[Data items]
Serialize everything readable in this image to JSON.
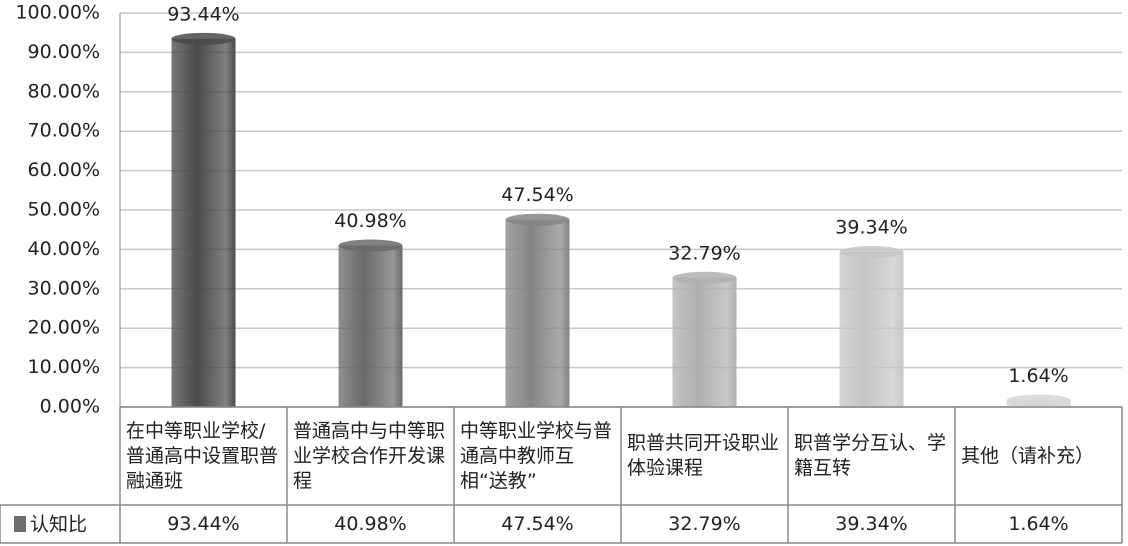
{
  "chart_data": {
    "type": "bar",
    "categories": [
      "在中等职业学校/普通高中设置职普融通班",
      "普通高中与中等职业学校合作开发课程",
      "中等职业学校与普通高中教师互相“送教”",
      "职普共同开设职业体验课程",
      "职普学分互认、学籍互转",
      "其他（请补充）"
    ],
    "series": [
      {
        "name": "认知比",
        "values": [
          93.44,
          40.98,
          47.54,
          32.79,
          39.34,
          1.64
        ],
        "value_labels": [
          "93.44%",
          "40.98%",
          "47.54%",
          "32.79%",
          "39.34%",
          "1.64%"
        ],
        "colors": [
          "#4a4a4a",
          "#6a6a6a",
          "#858585",
          "#b0b0b0",
          "#c6c6c6",
          "#d6d6d6"
        ]
      }
    ],
    "ylim": [
      0,
      100
    ],
    "yticks": [
      {
        "value": 0,
        "label": "0.00%"
      },
      {
        "value": 10,
        "label": "10.00%"
      },
      {
        "value": 20,
        "label": "20.00%"
      },
      {
        "value": 30,
        "label": "30.00%"
      },
      {
        "value": 40,
        "label": "40.00%"
      },
      {
        "value": 50,
        "label": "50.00%"
      },
      {
        "value": 60,
        "label": "60.00%"
      },
      {
        "value": 70,
        "label": "70.00%"
      },
      {
        "value": 80,
        "label": "80.00%"
      },
      {
        "value": 90,
        "label": "90.00%"
      },
      {
        "value": 100,
        "label": "100.00%"
      }
    ],
    "grid": true
  }
}
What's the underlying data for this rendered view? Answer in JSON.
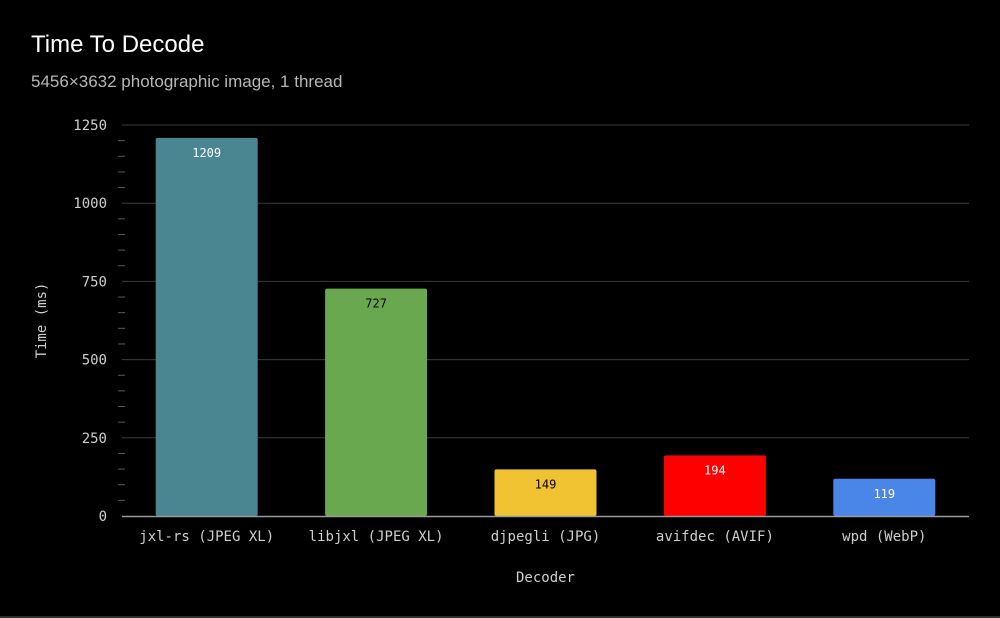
{
  "chart_data": {
    "type": "bar",
    "title": "Time To Decode",
    "subtitle": "5456×3632 photographic image, 1 thread",
    "xlabel": "Decoder",
    "ylabel": "Time (ms)",
    "ylim": [
      0,
      1250
    ],
    "yticks": [
      "0",
      "250",
      "500",
      "750",
      "1000",
      "1250"
    ],
    "grid": true,
    "categories": [
      "jxl-rs (JPEG XL)",
      "libjxl (JPEG XL)",
      "djpegli (JPG)",
      "avifdec (AVIF)",
      "wpd (WebP)"
    ],
    "values": [
      1209,
      727,
      149,
      194,
      119
    ],
    "data_labels": [
      "1209",
      "727",
      "149",
      "194",
      "119"
    ],
    "colors": [
      "#4a8592",
      "#6aa84f",
      "#f1c232",
      "#ff0000",
      "#4a86e8"
    ],
    "label_colors": [
      "#ffffff",
      "#000000",
      "#000000",
      "#ffffff",
      "#ffffff"
    ]
  }
}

◆ **PROBLEM DESCRIPTION**:
Of the lines in the material, how many hold the word "JSON"? Reply with the number only.

◆ **OUTPUT FOR THIS EXERCISE**:
2